--- WHAT IS BEING ASKED ---
What is the count of lines in the records that include "Walker"? Reply with that number alone.

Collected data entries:
---+---
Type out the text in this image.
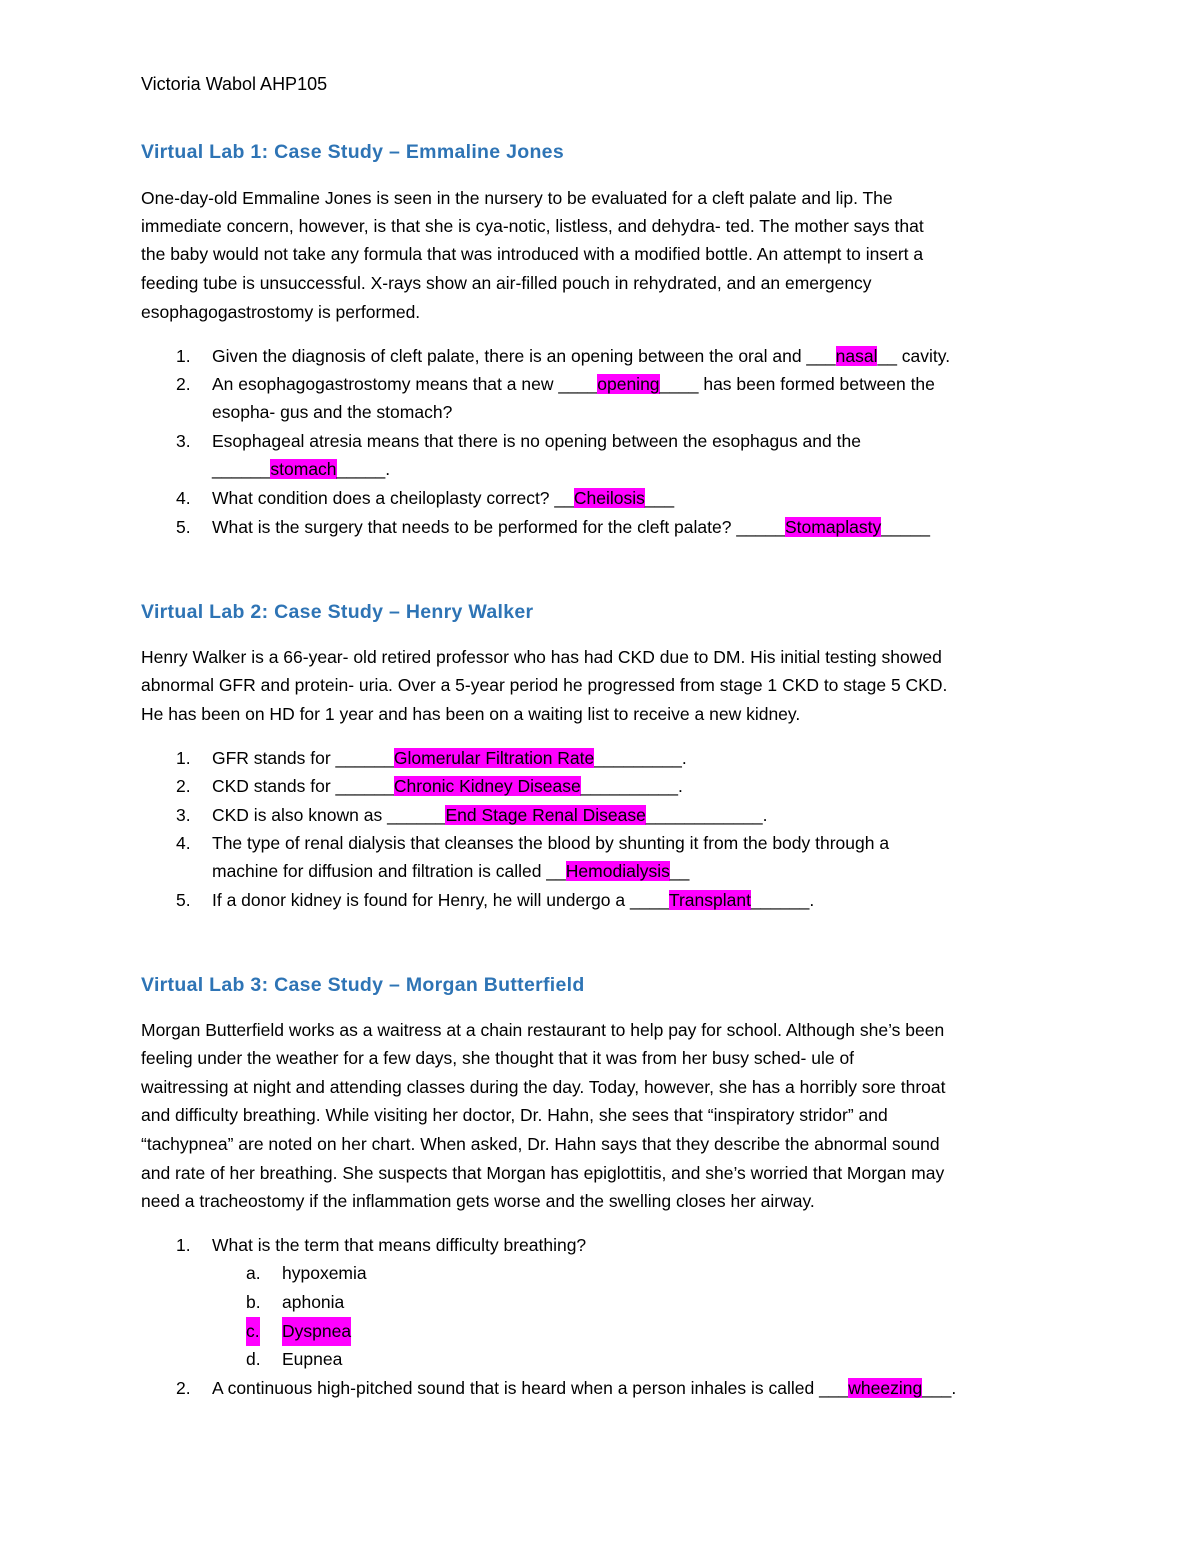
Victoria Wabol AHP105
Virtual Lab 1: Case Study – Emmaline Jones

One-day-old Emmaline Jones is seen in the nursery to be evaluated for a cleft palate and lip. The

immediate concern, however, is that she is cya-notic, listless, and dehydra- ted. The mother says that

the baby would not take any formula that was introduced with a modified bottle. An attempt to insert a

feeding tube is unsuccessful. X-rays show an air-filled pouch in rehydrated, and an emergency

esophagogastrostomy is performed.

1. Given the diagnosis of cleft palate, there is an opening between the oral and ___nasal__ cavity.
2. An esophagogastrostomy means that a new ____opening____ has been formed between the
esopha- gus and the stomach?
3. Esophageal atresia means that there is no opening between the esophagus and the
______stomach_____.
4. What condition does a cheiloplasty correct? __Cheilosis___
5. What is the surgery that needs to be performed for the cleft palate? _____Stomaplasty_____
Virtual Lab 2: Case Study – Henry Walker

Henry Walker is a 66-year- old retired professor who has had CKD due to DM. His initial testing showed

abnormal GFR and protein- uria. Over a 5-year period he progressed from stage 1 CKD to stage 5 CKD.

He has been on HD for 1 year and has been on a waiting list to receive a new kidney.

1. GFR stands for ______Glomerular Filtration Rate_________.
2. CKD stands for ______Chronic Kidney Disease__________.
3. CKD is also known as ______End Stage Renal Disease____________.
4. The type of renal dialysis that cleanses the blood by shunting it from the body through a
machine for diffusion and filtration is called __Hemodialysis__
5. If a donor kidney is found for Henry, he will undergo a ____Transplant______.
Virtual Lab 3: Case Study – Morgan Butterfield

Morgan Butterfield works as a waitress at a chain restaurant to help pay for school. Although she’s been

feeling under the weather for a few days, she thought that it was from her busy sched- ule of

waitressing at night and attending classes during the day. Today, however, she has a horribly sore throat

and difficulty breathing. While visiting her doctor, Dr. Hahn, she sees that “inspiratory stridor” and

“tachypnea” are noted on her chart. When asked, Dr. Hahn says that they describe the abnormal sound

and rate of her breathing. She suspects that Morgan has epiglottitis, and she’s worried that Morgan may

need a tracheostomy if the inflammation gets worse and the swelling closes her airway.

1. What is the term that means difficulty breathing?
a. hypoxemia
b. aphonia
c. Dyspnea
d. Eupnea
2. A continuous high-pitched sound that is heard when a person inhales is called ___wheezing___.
---+---
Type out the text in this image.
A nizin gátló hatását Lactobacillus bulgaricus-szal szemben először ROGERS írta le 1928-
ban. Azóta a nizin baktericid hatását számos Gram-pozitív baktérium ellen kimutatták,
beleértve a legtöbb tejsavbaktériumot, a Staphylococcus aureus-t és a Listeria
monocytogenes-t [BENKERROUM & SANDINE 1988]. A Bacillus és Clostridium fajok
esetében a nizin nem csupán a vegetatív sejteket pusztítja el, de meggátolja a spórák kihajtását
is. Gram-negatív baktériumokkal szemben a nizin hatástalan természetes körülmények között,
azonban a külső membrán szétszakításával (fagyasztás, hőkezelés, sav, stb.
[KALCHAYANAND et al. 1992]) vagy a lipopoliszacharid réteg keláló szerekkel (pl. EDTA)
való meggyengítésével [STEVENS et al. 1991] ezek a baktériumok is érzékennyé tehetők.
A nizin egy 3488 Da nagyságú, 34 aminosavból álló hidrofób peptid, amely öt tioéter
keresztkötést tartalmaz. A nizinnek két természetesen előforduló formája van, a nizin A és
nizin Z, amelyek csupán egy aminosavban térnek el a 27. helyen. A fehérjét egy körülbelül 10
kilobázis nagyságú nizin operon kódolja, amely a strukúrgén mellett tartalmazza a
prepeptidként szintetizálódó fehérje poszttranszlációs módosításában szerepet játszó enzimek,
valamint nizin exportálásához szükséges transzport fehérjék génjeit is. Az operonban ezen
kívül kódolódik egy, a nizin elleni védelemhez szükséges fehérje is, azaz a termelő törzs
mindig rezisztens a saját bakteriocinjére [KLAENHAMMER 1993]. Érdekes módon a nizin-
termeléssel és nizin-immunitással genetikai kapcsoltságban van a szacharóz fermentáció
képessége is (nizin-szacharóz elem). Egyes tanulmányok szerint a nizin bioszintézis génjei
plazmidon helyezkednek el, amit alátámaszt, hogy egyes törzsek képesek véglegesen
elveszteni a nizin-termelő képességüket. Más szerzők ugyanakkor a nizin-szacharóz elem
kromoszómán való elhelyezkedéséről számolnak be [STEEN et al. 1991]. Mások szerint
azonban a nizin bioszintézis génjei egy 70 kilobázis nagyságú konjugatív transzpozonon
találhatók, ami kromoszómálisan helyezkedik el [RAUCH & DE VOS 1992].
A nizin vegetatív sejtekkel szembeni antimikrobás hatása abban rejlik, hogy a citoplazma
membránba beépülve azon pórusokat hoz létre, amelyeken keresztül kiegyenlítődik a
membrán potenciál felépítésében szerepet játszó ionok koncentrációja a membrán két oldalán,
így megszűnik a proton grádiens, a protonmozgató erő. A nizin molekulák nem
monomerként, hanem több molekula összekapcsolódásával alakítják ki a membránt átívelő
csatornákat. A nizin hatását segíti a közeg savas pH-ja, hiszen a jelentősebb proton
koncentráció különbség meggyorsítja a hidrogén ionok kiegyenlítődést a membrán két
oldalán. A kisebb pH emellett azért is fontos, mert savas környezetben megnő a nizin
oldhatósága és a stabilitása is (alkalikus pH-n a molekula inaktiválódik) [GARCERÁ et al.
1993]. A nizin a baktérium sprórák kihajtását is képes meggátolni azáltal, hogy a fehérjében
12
---+---
--- RESPONSE ---
2